All of the entries must be reproduced exactly, with no images carried over.

(Figure collection entries)
☆ ☆ ☆ ☆ ☆

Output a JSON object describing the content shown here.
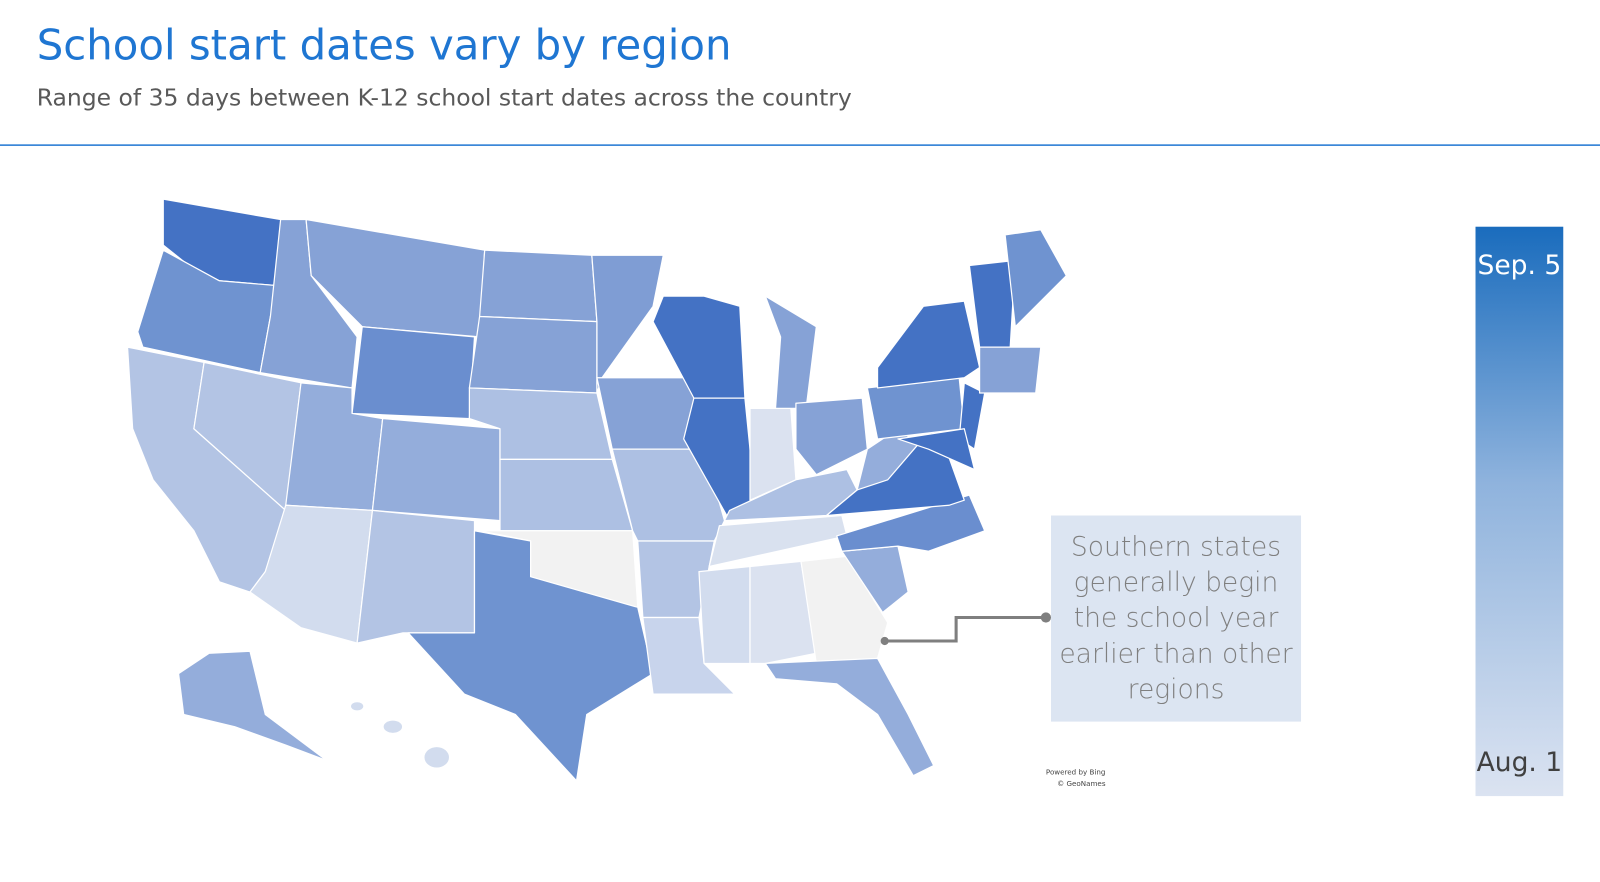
{
  "header": {
    "title": "School start dates vary by region",
    "subtitle": "Range of 35 days between K-12 school start dates across the country"
  },
  "legend": {
    "top": "Sep. 5",
    "bottom": "Aug. 1"
  },
  "annotation": "Southern states generally begin the school year earlier than other regions",
  "credits": [
    "Powered by Bing",
    "© GeoNames"
  ]
}
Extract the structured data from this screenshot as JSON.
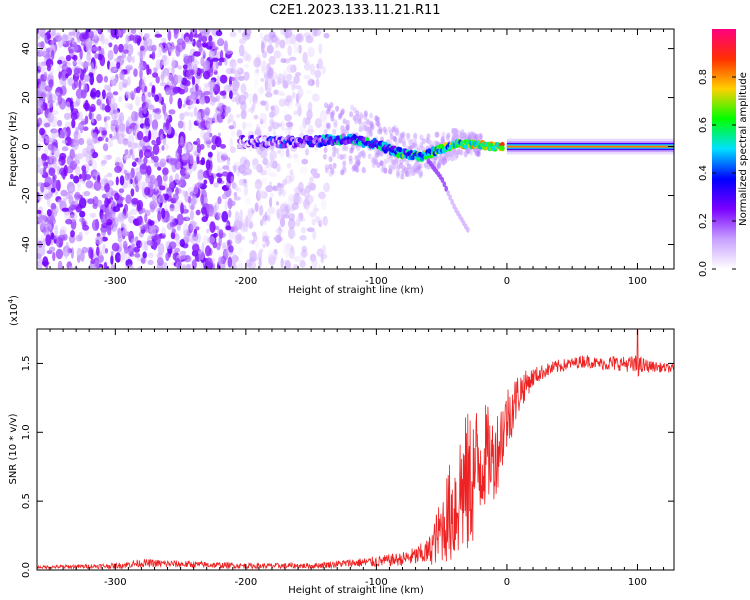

☆ ☆ ☆ ☆ ☆

Worked answer
Output a JSON object describing the content shown here.
{
  "header": {
    "title": "School start dates vary by region",
    "subtitle": "Range of 35 days between K-12 school start dates across the country"
  },
  "legend": {
    "top": "Sep. 5",
    "bottom": "Aug. 1"
  },
  "annotation": "Southern states generally begin the school year earlier than other regions",
  "credits": [
    "Powered by Bing",
    "© GeoNames"
  ]
}
Extract the structured data from this screenshot as JSON.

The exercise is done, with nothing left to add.